AIM:
Quote every line of the material beneath this one.

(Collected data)
——
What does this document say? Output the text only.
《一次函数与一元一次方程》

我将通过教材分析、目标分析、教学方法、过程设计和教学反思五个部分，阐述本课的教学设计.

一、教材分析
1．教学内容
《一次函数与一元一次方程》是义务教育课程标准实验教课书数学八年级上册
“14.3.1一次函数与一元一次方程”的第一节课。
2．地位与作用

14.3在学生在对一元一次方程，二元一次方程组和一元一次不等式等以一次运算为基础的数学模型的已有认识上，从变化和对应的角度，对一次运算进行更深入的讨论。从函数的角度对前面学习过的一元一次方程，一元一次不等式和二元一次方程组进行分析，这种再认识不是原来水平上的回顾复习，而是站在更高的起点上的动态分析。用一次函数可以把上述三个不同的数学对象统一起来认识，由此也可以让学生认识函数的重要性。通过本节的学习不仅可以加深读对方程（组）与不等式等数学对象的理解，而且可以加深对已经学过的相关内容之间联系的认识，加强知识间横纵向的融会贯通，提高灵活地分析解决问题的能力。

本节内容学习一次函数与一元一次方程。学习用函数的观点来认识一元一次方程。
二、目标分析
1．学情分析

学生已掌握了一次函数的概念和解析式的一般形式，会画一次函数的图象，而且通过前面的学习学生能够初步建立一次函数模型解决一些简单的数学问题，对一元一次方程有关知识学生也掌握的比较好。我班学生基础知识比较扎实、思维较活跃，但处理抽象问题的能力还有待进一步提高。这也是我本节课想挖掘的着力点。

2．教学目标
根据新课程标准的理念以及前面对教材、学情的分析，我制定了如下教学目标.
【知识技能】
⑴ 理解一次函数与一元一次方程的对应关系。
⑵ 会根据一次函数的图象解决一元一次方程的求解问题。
——
TASK RESULT:
What does this document say? Output the text only.
《一次函数与一元一次方程》

我将通过教材分析、目标分析、教学方法、过程设计和教学反思五个部分，阐述本课的教学设计.

一、教材分析
1．教学内容
《一次函数与一元一次方程》是义务教育课程标准实验教课书数学八年级上册
“14.3.1一次函数与一元一次方程”的第一节课。
2．地位与作用

14.3在学生在对一元一次方程，二元一次方程组和一元一次不等式等以一次运算为基础的数学模型的已有认识上，从变化和对应的角度，对一次运算进行更深入的讨论。从函数的角度对前面学习过的一元一次方程，一元一次不等式和二元一次方程组进行分析，这种再认识不是原来水平上的回顾复习，而是站在更高的起点上的动态分析。用一次函数可以把上述三个不同的数学对象统一起来认识，由此也可以让学生认识函数的重要性。通过本节的学习不仅可以加深读对方程（组）与不等式等数学对象的理解，而且可以加深对已经学过的相关内容之间联系的认识，加强知识间横纵向的融会贯通，提高灵活地分析解决问题的能力。

本节内容学习一次函数与一元一次方程。学习用函数的观点来认识一元一次方程。
二、目标分析
1．学情分析

学生已掌握了一次函数的概念和解析式的一般形式，会画一次函数的图象，而且通过前面的学习学生能够初步建立一次函数模型解决一些简单的数学问题，对一元一次方程有关知识学生也掌握的比较好。我班学生基础知识比较扎实、思维较活跃，但处理抽象问题的能力还有待进一步提高。这也是我本节课想挖掘的着力点。

2．教学目标
根据新课程标准的理念以及前面对教材、学情的分析，我制定了如下教学目标.
【知识技能】
⑴ 理解一次函数与一元一次方程的对应关系。
⑵ 会根据一次函数的图象解决一元一次方程的求解问题。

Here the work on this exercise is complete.